What the task requires – Every entry must be copied word for word.

───── Stored rows ─────

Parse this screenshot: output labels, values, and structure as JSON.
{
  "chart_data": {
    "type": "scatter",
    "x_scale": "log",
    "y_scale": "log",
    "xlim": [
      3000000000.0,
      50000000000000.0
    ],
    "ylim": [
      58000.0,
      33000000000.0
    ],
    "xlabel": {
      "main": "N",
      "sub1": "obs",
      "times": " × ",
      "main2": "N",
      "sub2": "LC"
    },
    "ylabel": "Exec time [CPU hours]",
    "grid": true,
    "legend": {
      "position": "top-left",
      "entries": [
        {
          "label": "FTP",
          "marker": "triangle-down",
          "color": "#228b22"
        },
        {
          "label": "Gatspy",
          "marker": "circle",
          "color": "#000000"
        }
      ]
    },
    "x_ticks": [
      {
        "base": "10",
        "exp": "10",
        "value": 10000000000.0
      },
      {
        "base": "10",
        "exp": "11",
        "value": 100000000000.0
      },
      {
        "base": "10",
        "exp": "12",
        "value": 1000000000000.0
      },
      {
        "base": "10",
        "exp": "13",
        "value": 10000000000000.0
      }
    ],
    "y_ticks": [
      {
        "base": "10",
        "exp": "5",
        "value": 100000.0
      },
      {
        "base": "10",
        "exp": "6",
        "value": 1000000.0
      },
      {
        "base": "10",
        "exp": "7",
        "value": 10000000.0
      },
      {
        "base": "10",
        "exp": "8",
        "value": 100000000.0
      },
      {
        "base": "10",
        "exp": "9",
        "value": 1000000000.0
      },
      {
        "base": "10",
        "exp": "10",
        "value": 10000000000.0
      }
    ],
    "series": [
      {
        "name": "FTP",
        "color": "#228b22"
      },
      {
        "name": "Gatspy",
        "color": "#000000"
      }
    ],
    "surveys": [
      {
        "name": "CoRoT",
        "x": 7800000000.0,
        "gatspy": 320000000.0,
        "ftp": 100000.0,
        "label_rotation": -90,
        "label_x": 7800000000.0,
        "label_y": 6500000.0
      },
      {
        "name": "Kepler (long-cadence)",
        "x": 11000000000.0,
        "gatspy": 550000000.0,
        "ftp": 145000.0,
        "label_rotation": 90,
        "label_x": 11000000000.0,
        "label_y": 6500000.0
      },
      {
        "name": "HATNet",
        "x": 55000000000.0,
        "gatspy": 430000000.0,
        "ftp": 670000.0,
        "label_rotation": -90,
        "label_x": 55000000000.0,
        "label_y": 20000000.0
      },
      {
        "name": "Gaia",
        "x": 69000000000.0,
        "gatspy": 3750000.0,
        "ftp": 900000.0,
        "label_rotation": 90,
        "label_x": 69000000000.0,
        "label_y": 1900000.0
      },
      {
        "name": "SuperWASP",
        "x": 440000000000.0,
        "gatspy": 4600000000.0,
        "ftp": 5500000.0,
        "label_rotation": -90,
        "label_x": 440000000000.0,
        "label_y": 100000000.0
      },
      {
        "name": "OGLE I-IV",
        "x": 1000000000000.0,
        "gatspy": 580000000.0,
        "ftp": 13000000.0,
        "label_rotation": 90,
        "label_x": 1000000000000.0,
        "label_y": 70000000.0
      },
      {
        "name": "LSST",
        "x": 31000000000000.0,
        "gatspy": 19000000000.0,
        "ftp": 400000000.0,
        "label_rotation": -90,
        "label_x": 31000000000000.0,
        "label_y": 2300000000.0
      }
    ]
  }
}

─────

Exercise solution –
Parse this screenshot: output labels, values, and structure as JSON.
{
  "chart_data": {
    "type": "scatter",
    "x_scale": "log",
    "y_scale": "log",
    "xlim": [
      3000000000.0,
      50000000000000.0
    ],
    "ylim": [
      58000.0,
      33000000000.0
    ],
    "xlabel": {
      "main": "N",
      "sub1": "obs",
      "times": " × ",
      "main2": "N",
      "sub2": "LC"
    },
    "ylabel": "Exec time [CPU hours]",
    "grid": true,
    "legend": {
      "position": "top-left",
      "entries": [
        {
          "label": "FTP",
          "marker": "triangle-down",
          "color": "#228b22"
        },
        {
          "label": "Gatspy",
          "marker": "circle",
          "color": "#000000"
        }
      ]
    },
    "x_ticks": [
      {
        "base": "10",
        "exp": "10",
        "value": 10000000000.0
      },
      {
        "base": "10",
        "exp": "11",
        "value": 100000000000.0
      },
      {
        "base": "10",
        "exp": "12",
        "value": 1000000000000.0
      },
      {
        "base": "10",
        "exp": "13",
        "value": 10000000000000.0
      }
    ],
    "y_ticks": [
      {
        "base": "10",
        "exp": "5",
        "value": 100000.0
      },
      {
        "base": "10",
        "exp": "6",
        "value": 1000000.0
      },
      {
        "base": "10",
        "exp": "7",
        "value": 10000000.0
      },
      {
        "base": "10",
        "exp": "8",
        "value": 100000000.0
      },
      {
        "base": "10",
        "exp": "9",
        "value": 1000000000.0
      },
      {
        "base": "10",
        "exp": "10",
        "value": 10000000000.0
      }
    ],
    "series": [
      {
        "name": "FTP",
        "color": "#228b22"
      },
      {
        "name": "Gatspy",
        "color": "#000000"
      }
    ],
    "surveys": [
      {
        "name": "CoRoT",
        "x": 7800000000.0,
        "gatspy": 320000000.0,
        "ftp": 100000.0,
        "label_rotation": -90,
        "label_x": 7800000000.0,
        "label_y": 6500000.0
      },
      {
        "name": "Kepler (long-cadence)",
        "x": 11000000000.0,
        "gatspy": 550000000.0,
        "ftp": 145000.0,
        "label_rotation": 90,
        "label_x": 11000000000.0,
        "label_y": 6500000.0
      },
      {
        "name": "HATNet",
        "x": 55000000000.0,
        "gatspy": 430000000.0,
        "ftp": 670000.0,
        "label_rotation": -90,
        "label_x": 55000000000.0,
        "label_y": 20000000.0
      },
      {
        "name": "Gaia",
        "x": 69000000000.0,
        "gatspy": 3750000.0,
        "ftp": 900000.0,
        "label_rotation": 90,
        "label_x": 69000000000.0,
        "label_y": 1900000.0
      },
      {
        "name": "SuperWASP",
        "x": 440000000000.0,
        "gatspy": 4600000000.0,
        "ftp": 5500000.0,
        "label_rotation": -90,
        "label_x": 440000000000.0,
        "label_y": 100000000.0
      },
      {
        "name": "OGLE I-IV",
        "x": 1000000000000.0,
        "gatspy": 580000000.0,
        "ftp": 13000000.0,
        "label_rotation": 90,
        "label_x": 1000000000000.0,
        "label_y": 70000000.0
      },
      {
        "name": "LSST",
        "x": 31000000000000.0,
        "gatspy": 19000000000.0,
        "ftp": 400000000.0,
        "label_rotation": -90,
        "label_x": 31000000000000.0,
        "label_y": 2300000000.0
      }
    ]
  }
}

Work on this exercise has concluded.